• TASK INSTRUCTIONS: Reproduce all the lines below exactly and omit the images.
****************************************
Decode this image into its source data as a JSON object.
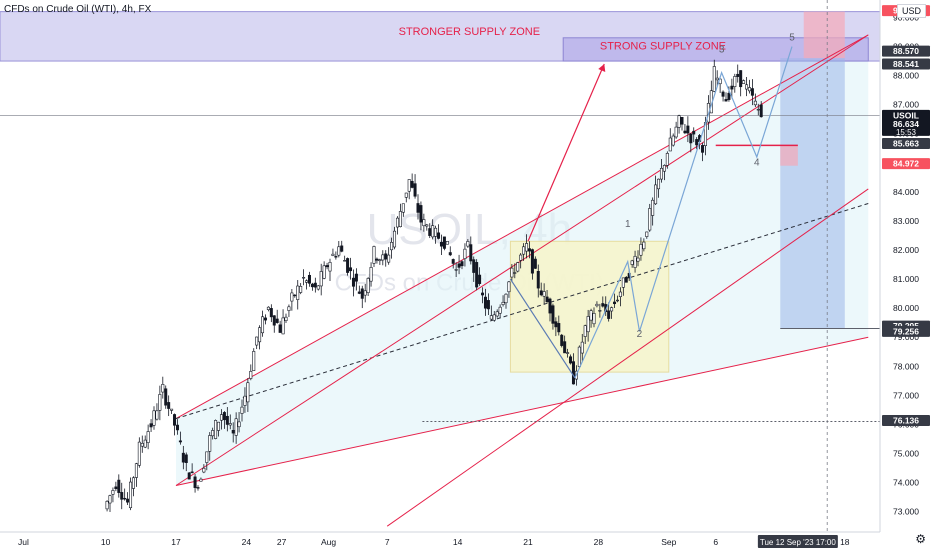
{
  "header": {
    "title": "CFDs on Crude Oil (WTI), 4h, FX",
    "currency": "USD",
    "watermark_symbol": "USOIL, 4h",
    "watermark_desc": "CFDs on Crude Oil (WTI)"
  },
  "chart_data": {
    "type": "candlestick",
    "title": "CFDs on Crude Oil (WTI), 4h, FX",
    "ylabel": "USD",
    "ylim": [
      72.3,
      90.6
    ],
    "y_ticks": [
      73.0,
      74.0,
      75.0,
      76.0,
      77.0,
      78.0,
      79.0,
      80.0,
      81.0,
      82.0,
      83.0,
      84.0,
      85.0,
      86.0,
      87.0,
      88.0,
      89.0,
      90.0
    ],
    "y_tick_labels": [
      "73.000",
      "74.000",
      "75.000",
      "76.000",
      "77.000",
      "78.000",
      "79.000",
      "80.000",
      "81.000",
      "82.000",
      "83.000",
      "84.000",
      "85.000",
      "86.000",
      "87.000",
      "88.000",
      "89.000",
      "90.000"
    ],
    "x_tick_labels": [
      "Jul",
      "10",
      "17",
      "24",
      "27",
      "Aug",
      "7",
      "14",
      "21",
      "28",
      "Sep",
      "6",
      "Tue 12 Sep '23  17:00",
      "18"
    ],
    "x_tick_pos": [
      2,
      9,
      15,
      21,
      24,
      28,
      33,
      39,
      45,
      51,
      57,
      61,
      68,
      72
    ],
    "price_path": [
      [
        9,
        73.1
      ],
      [
        10,
        74.0
      ],
      [
        11,
        73.3
      ],
      [
        12,
        75.2
      ],
      [
        13,
        76.0
      ],
      [
        14,
        77.2
      ],
      [
        15,
        76.0
      ],
      [
        16,
        74.5
      ],
      [
        17,
        73.9
      ],
      [
        18,
        75.5
      ],
      [
        19,
        76.4
      ],
      [
        20,
        75.6
      ],
      [
        21,
        77.0
      ],
      [
        22,
        79.0
      ],
      [
        23,
        80.0
      ],
      [
        24,
        79.3
      ],
      [
        25,
        80.3
      ],
      [
        26,
        81.0
      ],
      [
        27,
        80.6
      ],
      [
        28,
        81.5
      ],
      [
        29,
        82.1
      ],
      [
        30,
        81.2
      ],
      [
        31,
        80.4
      ],
      [
        32,
        81.9
      ],
      [
        33,
        81.6
      ],
      [
        34,
        83.0
      ],
      [
        35,
        84.4
      ],
      [
        36,
        83.0
      ],
      [
        37,
        82.6
      ],
      [
        38,
        82.3
      ],
      [
        39,
        81.3
      ],
      [
        40,
        82.1
      ],
      [
        41,
        80.6
      ],
      [
        42,
        79.6
      ],
      [
        43,
        80.4
      ],
      [
        44,
        81.4
      ],
      [
        45,
        82.1
      ],
      [
        46,
        80.8
      ],
      [
        47,
        80.0
      ],
      [
        48,
        78.9
      ],
      [
        49,
        77.6
      ],
      [
        50,
        79.3
      ],
      [
        51,
        80.1
      ],
      [
        52,
        79.8
      ],
      [
        53,
        80.6
      ],
      [
        54,
        81.5
      ],
      [
        55,
        82.4
      ],
      [
        56,
        84.0
      ],
      [
        57,
        85.4
      ],
      [
        58,
        86.4
      ],
      [
        59,
        85.9
      ],
      [
        60,
        85.6
      ],
      [
        61,
        88.1
      ],
      [
        62,
        87.2
      ],
      [
        63,
        88.0
      ],
      [
        64,
        87.4
      ],
      [
        65,
        86.6
      ]
    ],
    "channels": [
      {
        "name": "upper-channel",
        "x": [
          15,
          74
        ],
        "y": [
          76.2,
          89.4
        ]
      },
      {
        "name": "mid-channel",
        "x": [
          15,
          74
        ],
        "y": [
          76.2,
          83.6
        ]
      },
      {
        "name": "lower-channel",
        "x": [
          15,
          74
        ],
        "y": [
          73.9,
          79.0
        ]
      }
    ],
    "annotations": [
      {
        "label": "STRONGER SUPPLY ZONE",
        "y_range": [
          88.5,
          90.2
        ],
        "color": "#e5214a"
      },
      {
        "label": "STRONG SUPPLY ZONE",
        "y_range": [
          88.5,
          89.3
        ],
        "color": "#e5214a"
      },
      {
        "label": "1",
        "x": 53.5,
        "y": 82.8
      },
      {
        "label": "2",
        "x": 54.5,
        "y": 79.0
      },
      {
        "label": "3",
        "x": 61.5,
        "y": 88.8
      },
      {
        "label": "4",
        "x": 64.5,
        "y": 84.9
      },
      {
        "label": "5",
        "x": 67.5,
        "y": 89.2
      }
    ],
    "price_labels": [
      {
        "value": "90.235",
        "color": "#f7525f",
        "text_color": "#ffffff"
      },
      {
        "value": "88.570",
        "color": "#363a45",
        "text_color": "#ffffff"
      },
      {
        "value": "88.541",
        "color": "#363a45",
        "text_color": "#ffffff"
      },
      {
        "value": "USOIL",
        "sub": "86.634",
        "sub2": "15:53",
        "color": "#131722",
        "text_color": "#ffffff"
      },
      {
        "value": "85.663",
        "color": "#363a45",
        "text_color": "#ffffff"
      },
      {
        "value": "84.972",
        "color": "#f7525f",
        "text_color": "#ffffff"
      },
      {
        "value": "79.295",
        "color": "#363a45",
        "text_color": "#ffffff"
      },
      {
        "value": "79.256",
        "color": "#363a45",
        "text_color": "#ffffff"
      },
      {
        "value": "76.136",
        "color": "#363a45",
        "text_color": "#ffffff"
      }
    ],
    "grid": false,
    "legend": "none"
  }
}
****************************************
• TASK RESULT:
Decode this image into its source data as a JSON object.
{
  "header": {
    "title": "CFDs on Crude Oil (WTI), 4h, FX",
    "currency": "USD",
    "watermark_symbol": "USOIL, 4h",
    "watermark_desc": "CFDs on Crude Oil (WTI)"
  },
  "chart_data": {
    "type": "candlestick",
    "title": "CFDs on Crude Oil (WTI), 4h, FX",
    "ylabel": "USD",
    "ylim": [
      72.3,
      90.6
    ],
    "y_ticks": [
      73.0,
      74.0,
      75.0,
      76.0,
      77.0,
      78.0,
      79.0,
      80.0,
      81.0,
      82.0,
      83.0,
      84.0,
      85.0,
      86.0,
      87.0,
      88.0,
      89.0,
      90.0
    ],
    "y_tick_labels": [
      "73.000",
      "74.000",
      "75.000",
      "76.000",
      "77.000",
      "78.000",
      "79.000",
      "80.000",
      "81.000",
      "82.000",
      "83.000",
      "84.000",
      "85.000",
      "86.000",
      "87.000",
      "88.000",
      "89.000",
      "90.000"
    ],
    "x_tick_labels": [
      "Jul",
      "10",
      "17",
      "24",
      "27",
      "Aug",
      "7",
      "14",
      "21",
      "28",
      "Sep",
      "6",
      "Tue 12 Sep '23  17:00",
      "18"
    ],
    "x_tick_pos": [
      2,
      9,
      15,
      21,
      24,
      28,
      33,
      39,
      45,
      51,
      57,
      61,
      68,
      72
    ],
    "price_path": [
      [
        9,
        73.1
      ],
      [
        10,
        74.0
      ],
      [
        11,
        73.3
      ],
      [
        12,
        75.2
      ],
      [
        13,
        76.0
      ],
      [
        14,
        77.2
      ],
      [
        15,
        76.0
      ],
      [
        16,
        74.5
      ],
      [
        17,
        73.9
      ],
      [
        18,
        75.5
      ],
      [
        19,
        76.4
      ],
      [
        20,
        75.6
      ],
      [
        21,
        77.0
      ],
      [
        22,
        79.0
      ],
      [
        23,
        80.0
      ],
      [
        24,
        79.3
      ],
      [
        25,
        80.3
      ],
      [
        26,
        81.0
      ],
      [
        27,
        80.6
      ],
      [
        28,
        81.5
      ],
      [
        29,
        82.1
      ],
      [
        30,
        81.2
      ],
      [
        31,
        80.4
      ],
      [
        32,
        81.9
      ],
      [
        33,
        81.6
      ],
      [
        34,
        83.0
      ],
      [
        35,
        84.4
      ],
      [
        36,
        83.0
      ],
      [
        37,
        82.6
      ],
      [
        38,
        82.3
      ],
      [
        39,
        81.3
      ],
      [
        40,
        82.1
      ],
      [
        41,
        80.6
      ],
      [
        42,
        79.6
      ],
      [
        43,
        80.4
      ],
      [
        44,
        81.4
      ],
      [
        45,
        82.1
      ],
      [
        46,
        80.8
      ],
      [
        47,
        80.0
      ],
      [
        48,
        78.9
      ],
      [
        49,
        77.6
      ],
      [
        50,
        79.3
      ],
      [
        51,
        80.1
      ],
      [
        52,
        79.8
      ],
      [
        53,
        80.6
      ],
      [
        54,
        81.5
      ],
      [
        55,
        82.4
      ],
      [
        56,
        84.0
      ],
      [
        57,
        85.4
      ],
      [
        58,
        86.4
      ],
      [
        59,
        85.9
      ],
      [
        60,
        85.6
      ],
      [
        61,
        88.1
      ],
      [
        62,
        87.2
      ],
      [
        63,
        88.0
      ],
      [
        64,
        87.4
      ],
      [
        65,
        86.6
      ]
    ],
    "channels": [
      {
        "name": "upper-channel",
        "x": [
          15,
          74
        ],
        "y": [
          76.2,
          89.4
        ]
      },
      {
        "name": "mid-channel",
        "x": [
          15,
          74
        ],
        "y": [
          76.2,
          83.6
        ]
      },
      {
        "name": "lower-channel",
        "x": [
          15,
          74
        ],
        "y": [
          73.9,
          79.0
        ]
      }
    ],
    "annotations": [
      {
        "label": "STRONGER SUPPLY ZONE",
        "y_range": [
          88.5,
          90.2
        ],
        "color": "#e5214a"
      },
      {
        "label": "STRONG SUPPLY ZONE",
        "y_range": [
          88.5,
          89.3
        ],
        "color": "#e5214a"
      },
      {
        "label": "1",
        "x": 53.5,
        "y": 82.8
      },
      {
        "label": "2",
        "x": 54.5,
        "y": 79.0
      },
      {
        "label": "3",
        "x": 61.5,
        "y": 88.8
      },
      {
        "label": "4",
        "x": 64.5,
        "y": 84.9
      },
      {
        "label": "5",
        "x": 67.5,
        "y": 89.2
      }
    ],
    "price_labels": [
      {
        "value": "90.235",
        "color": "#f7525f",
        "text_color": "#ffffff"
      },
      {
        "value": "88.570",
        "color": "#363a45",
        "text_color": "#ffffff"
      },
      {
        "value": "88.541",
        "color": "#363a45",
        "text_color": "#ffffff"
      },
      {
        "value": "USOIL",
        "sub": "86.634",
        "sub2": "15:53",
        "color": "#131722",
        "text_color": "#ffffff"
      },
      {
        "value": "85.663",
        "color": "#363a45",
        "text_color": "#ffffff"
      },
      {
        "value": "84.972",
        "color": "#f7525f",
        "text_color": "#ffffff"
      },
      {
        "value": "79.295",
        "color": "#363a45",
        "text_color": "#ffffff"
      },
      {
        "value": "79.256",
        "color": "#363a45",
        "text_color": "#ffffff"
      },
      {
        "value": "76.136",
        "color": "#363a45",
        "text_color": "#ffffff"
      }
    ],
    "grid": false,
    "legend": "none"
  }
}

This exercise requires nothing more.